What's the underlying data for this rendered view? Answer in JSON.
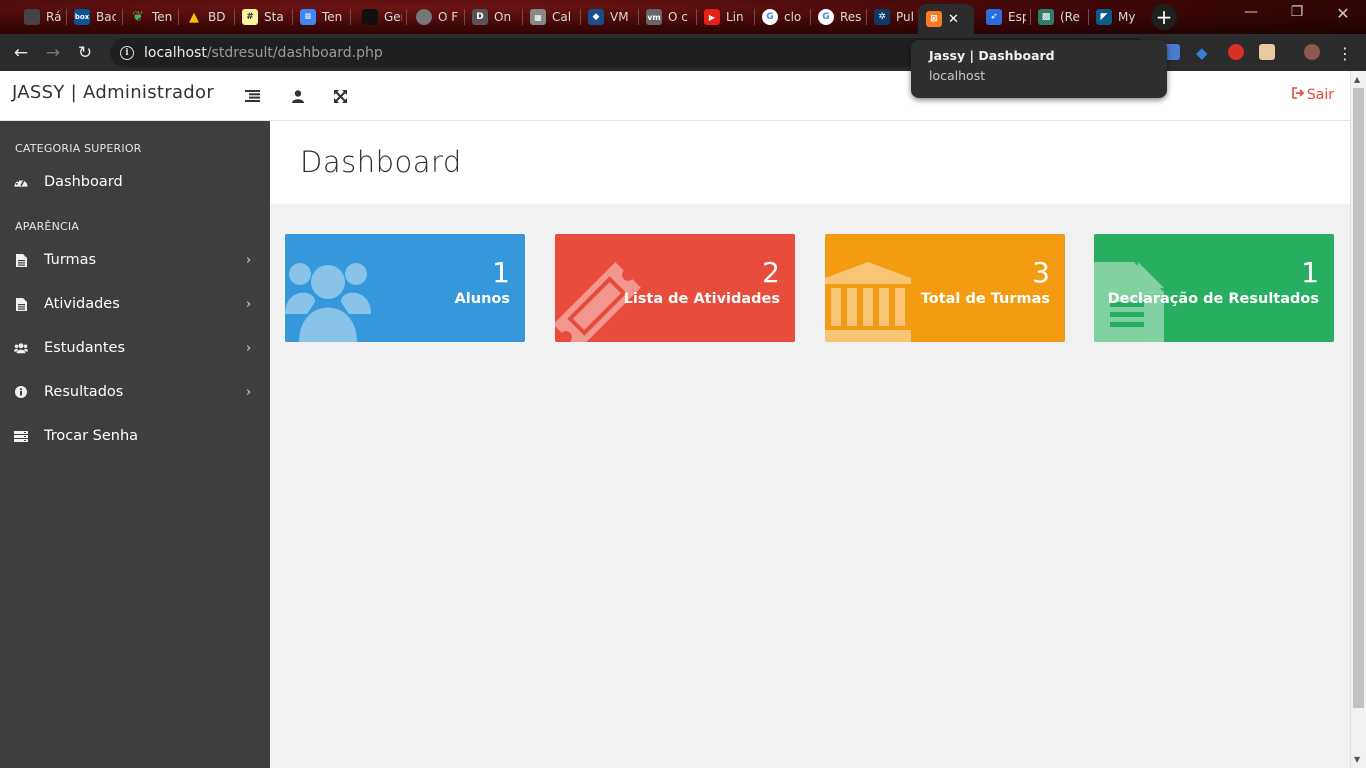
{
  "browser": {
    "tabs": [
      {
        "title": "Rác",
        "favicon_color": "#444444"
      },
      {
        "title": "Bac",
        "favicon_color": "#0b5394"
      },
      {
        "title": "Ten",
        "favicon_color": "#3c9a3c"
      },
      {
        "title": "BD",
        "favicon_color": "#1e88e5"
      },
      {
        "title": "Sta",
        "favicon_color": "#ffeb3b"
      },
      {
        "title": "Ten",
        "favicon_color": "#4285f4"
      },
      {
        "title": "Ger",
        "favicon_color": "#222222"
      },
      {
        "title": "O F",
        "favicon_color": "#777777"
      },
      {
        "title": "On",
        "favicon_color": "#555555"
      },
      {
        "title": "Cal",
        "favicon_color": "#888888"
      },
      {
        "title": "VM",
        "favicon_color": "#1a4e8a"
      },
      {
        "title": "O c",
        "favicon_color": "#666666"
      },
      {
        "title": "Lin",
        "favicon_color": "#e62117"
      },
      {
        "title": "clo",
        "favicon_color": "#888888"
      },
      {
        "title": "Res",
        "favicon_color": "#888888"
      },
      {
        "title": "Pul",
        "favicon_color": "#0d3b66"
      }
    ],
    "active_tab": {
      "title": "Jassy | Dashboard",
      "favicon_color": "#fb7a24",
      "close": "✕"
    },
    "tabs_right": [
      {
        "title": "Esp",
        "favicon_color": "#2d6cdf"
      },
      {
        "title": "(Re",
        "favicon_color": "#2e7d6b"
      },
      {
        "title": "My",
        "favicon_color": "#0b5a8a"
      }
    ],
    "url_host": "localhost",
    "url_path": "/stdresult/dashboard.php",
    "tooltip_title": "Jassy | Dashboard",
    "tooltip_host": "localhost",
    "new_tab": "+",
    "window_minimize": "—",
    "window_restore": "❐",
    "window_close": "✕"
  },
  "header": {
    "brand": "JASSY | Administrador",
    "logout_label": "Sair",
    "logout_color": "#e74c3c"
  },
  "sidebar": {
    "category_top": "CATEGORIA SUPERIOR",
    "category_look": "APARÊNCIA",
    "items": [
      {
        "label": "Dashboard",
        "icon": "dashboard-icon",
        "has_submenu": false
      },
      {
        "label": "Turmas",
        "icon": "file-icon",
        "has_submenu": true
      },
      {
        "label": "Atividades",
        "icon": "file-icon",
        "has_submenu": true
      },
      {
        "label": "Estudantes",
        "icon": "users-icon",
        "has_submenu": true
      },
      {
        "label": "Resultados",
        "icon": "info-icon",
        "has_submenu": true
      },
      {
        "label": "Trocar Senha",
        "icon": "server-icon",
        "has_submenu": false
      }
    ]
  },
  "main": {
    "page_title": "Dashboard",
    "cards": [
      {
        "count": "1",
        "label": "Alunos",
        "color": "#3498db",
        "icon": "users-icon"
      },
      {
        "count": "2",
        "label": "Lista de Atividades",
        "color": "#e74c3c",
        "icon": "ticket-icon"
      },
      {
        "count": "3",
        "label": "Total de Turmas",
        "color": "#f39c12",
        "icon": "bank-icon"
      },
      {
        "count": "1",
        "label": "Declaração de Resultados",
        "color": "#27ae60",
        "icon": "file-text-icon"
      }
    ]
  }
}
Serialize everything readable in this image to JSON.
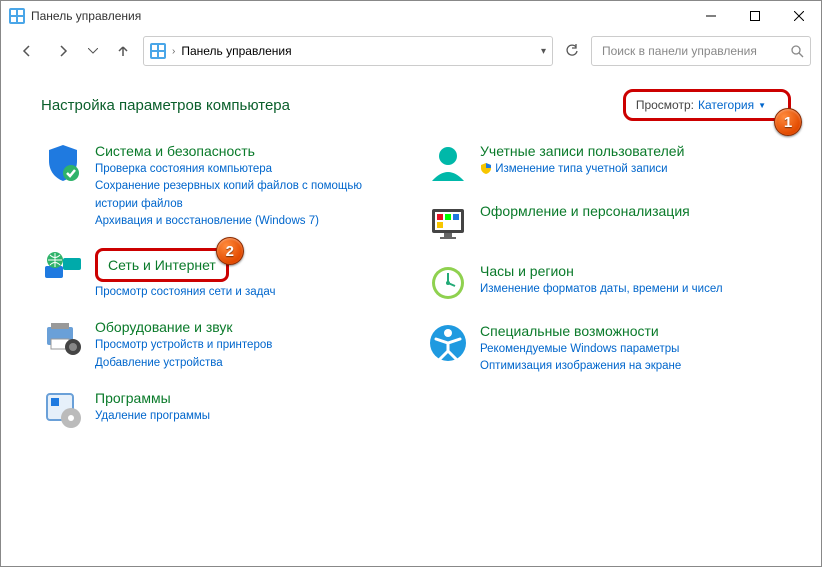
{
  "window": {
    "title": "Панель управления"
  },
  "breadcrumb": {
    "root": "Панель управления"
  },
  "search": {
    "placeholder": "Поиск в панели управления"
  },
  "page": {
    "title": "Настройка параметров компьютера"
  },
  "view": {
    "label": "Просмотр:",
    "value": "Категория"
  },
  "left": [
    {
      "title": "Система и безопасность",
      "links": [
        "Проверка состояния компьютера",
        "Сохранение резервных копий файлов с помощью истории файлов",
        "Архивация и восстановление (Windows 7)"
      ]
    },
    {
      "title": "Сеть и Интернет",
      "links": [
        "Просмотр состояния сети и задач"
      ],
      "highlight": true
    },
    {
      "title": "Оборудование и звук",
      "links": [
        "Просмотр устройств и принтеров",
        "Добавление устройства"
      ]
    },
    {
      "title": "Программы",
      "links": [
        "Удаление программы"
      ]
    }
  ],
  "right": [
    {
      "title": "Учетные записи пользователей",
      "links": [
        "Изменение типа учетной записи"
      ],
      "shield": true
    },
    {
      "title": "Оформление и персонализация",
      "links": []
    },
    {
      "title": "Часы и регион",
      "links": [
        "Изменение форматов даты, времени и чисел"
      ]
    },
    {
      "title": "Специальные возможности",
      "links": [
        "Рекомендуемые Windows параметры",
        "Оптимизация изображения на экране"
      ]
    }
  ],
  "badges": {
    "one": "1",
    "two": "2"
  }
}
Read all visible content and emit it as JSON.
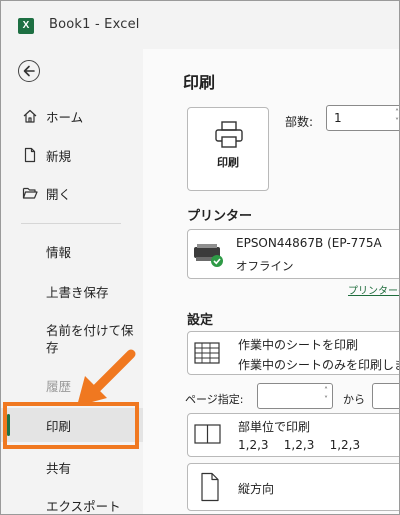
* * * *
- [Instruction]
Copy the records above exactly. The pictures are not part of the copy.

- [Expected answer]
What's the underlying data for this rendered view? Answer in JSON.
{
  "browser": {
    "tabs": [
      {
        "title": "Rác",
        "favicon_color": "#444444"
      },
      {
        "title": "Bac",
        "favicon_color": "#0b5394"
      },
      {
        "title": "Ten",
        "favicon_color": "#3c9a3c"
      },
      {
        "title": "BD",
        "favicon_color": "#1e88e5"
      },
      {
        "title": "Sta",
        "favicon_color": "#ffeb3b"
      },
      {
        "title": "Ten",
        "favicon_color": "#4285f4"
      },
      {
        "title": "Ger",
        "favicon_color": "#222222"
      },
      {
        "title": "O F",
        "favicon_color": "#777777"
      },
      {
        "title": "On",
        "favicon_color": "#555555"
      },
      {
        "title": "Cal",
        "favicon_color": "#888888"
      },
      {
        "title": "VM",
        "favicon_color": "#1a4e8a"
      },
      {
        "title": "O c",
        "favicon_color": "#666666"
      },
      {
        "title": "Lin",
        "favicon_color": "#e62117"
      },
      {
        "title": "clo",
        "favicon_color": "#888888"
      },
      {
        "title": "Res",
        "favicon_color": "#888888"
      },
      {
        "title": "Pul",
        "favicon_color": "#0d3b66"
      }
    ],
    "active_tab": {
      "title": "Jassy | Dashboard",
      "favicon_color": "#fb7a24",
      "close": "✕"
    },
    "tabs_right": [
      {
        "title": "Esp",
        "favicon_color": "#2d6cdf"
      },
      {
        "title": "(Re",
        "favicon_color": "#2e7d6b"
      },
      {
        "title": "My",
        "favicon_color": "#0b5a8a"
      }
    ],
    "url_host": "localhost",
    "url_path": "/stdresult/dashboard.php",
    "tooltip_title": "Jassy | Dashboard",
    "tooltip_host": "localhost",
    "new_tab": "+",
    "window_minimize": "—",
    "window_restore": "❐",
    "window_close": "✕"
  },
  "header": {
    "brand": "JASSY | Administrador",
    "logout_label": "Sair",
    "logout_color": "#e74c3c"
  },
  "sidebar": {
    "category_top": "CATEGORIA SUPERIOR",
    "category_look": "APARÊNCIA",
    "items": [
      {
        "label": "Dashboard",
        "icon": "dashboard-icon",
        "has_submenu": false
      },
      {
        "label": "Turmas",
        "icon": "file-icon",
        "has_submenu": true
      },
      {
        "label": "Atividades",
        "icon": "file-icon",
        "has_submenu": true
      },
      {
        "label": "Estudantes",
        "icon": "users-icon",
        "has_submenu": true
      },
      {
        "label": "Resultados",
        "icon": "info-icon",
        "has_submenu": true
      },
      {
        "label": "Trocar Senha",
        "icon": "server-icon",
        "has_submenu": false
      }
    ]
  },
  "main": {
    "page_title": "Dashboard",
    "cards": [
      {
        "count": "1",
        "label": "Alunos",
        "color": "#3498db",
        "icon": "users-icon"
      },
      {
        "count": "2",
        "label": "Lista de Atividades",
        "color": "#e74c3c",
        "icon": "ticket-icon"
      },
      {
        "count": "3",
        "label": "Total de Turmas",
        "color": "#f39c12",
        "icon": "bank-icon"
      },
      {
        "count": "1",
        "label": "Declaração de Resultados",
        "color": "#27ae60",
        "icon": "file-text-icon"
      }
    ]
  }
}
Serialize everything readable in this image to JSON.
{
  "window": {
    "title": "Панель управления"
  },
  "breadcrumb": {
    "root": "Панель управления"
  },
  "search": {
    "placeholder": "Поиск в панели управления"
  },
  "page": {
    "title": "Настройка параметров компьютера"
  },
  "view": {
    "label": "Просмотр:",
    "value": "Категория"
  },
  "left": [
    {
      "title": "Система и безопасность",
      "links": [
        "Проверка состояния компьютера",
        "Сохранение резервных копий файлов с помощью истории файлов",
        "Архивация и восстановление (Windows 7)"
      ]
    },
    {
      "title": "Сеть и Интернет",
      "links": [
        "Просмотр состояния сети и задач"
      ],
      "highlight": true
    },
    {
      "title": "Оборудование и звук",
      "links": [
        "Просмотр устройств и принтеров",
        "Добавление устройства"
      ]
    },
    {
      "title": "Программы",
      "links": [
        "Удаление программы"
      ]
    }
  ],
  "right": [
    {
      "title": "Учетные записи пользователей",
      "links": [
        "Изменение типа учетной записи"
      ],
      "shield": true
    },
    {
      "title": "Оформление и персонализация",
      "links": []
    },
    {
      "title": "Часы и регион",
      "links": [
        "Изменение форматов даты, времени и чисел"
      ]
    },
    {
      "title": "Специальные возможности",
      "links": [
        "Рекомендуемые Windows параметры",
        "Оптимизация изображения на экране"
      ]
    }
  ],
  "badges": {
    "one": "1",
    "two": "2"
  }
}
Read all visible content and emit it as JSON.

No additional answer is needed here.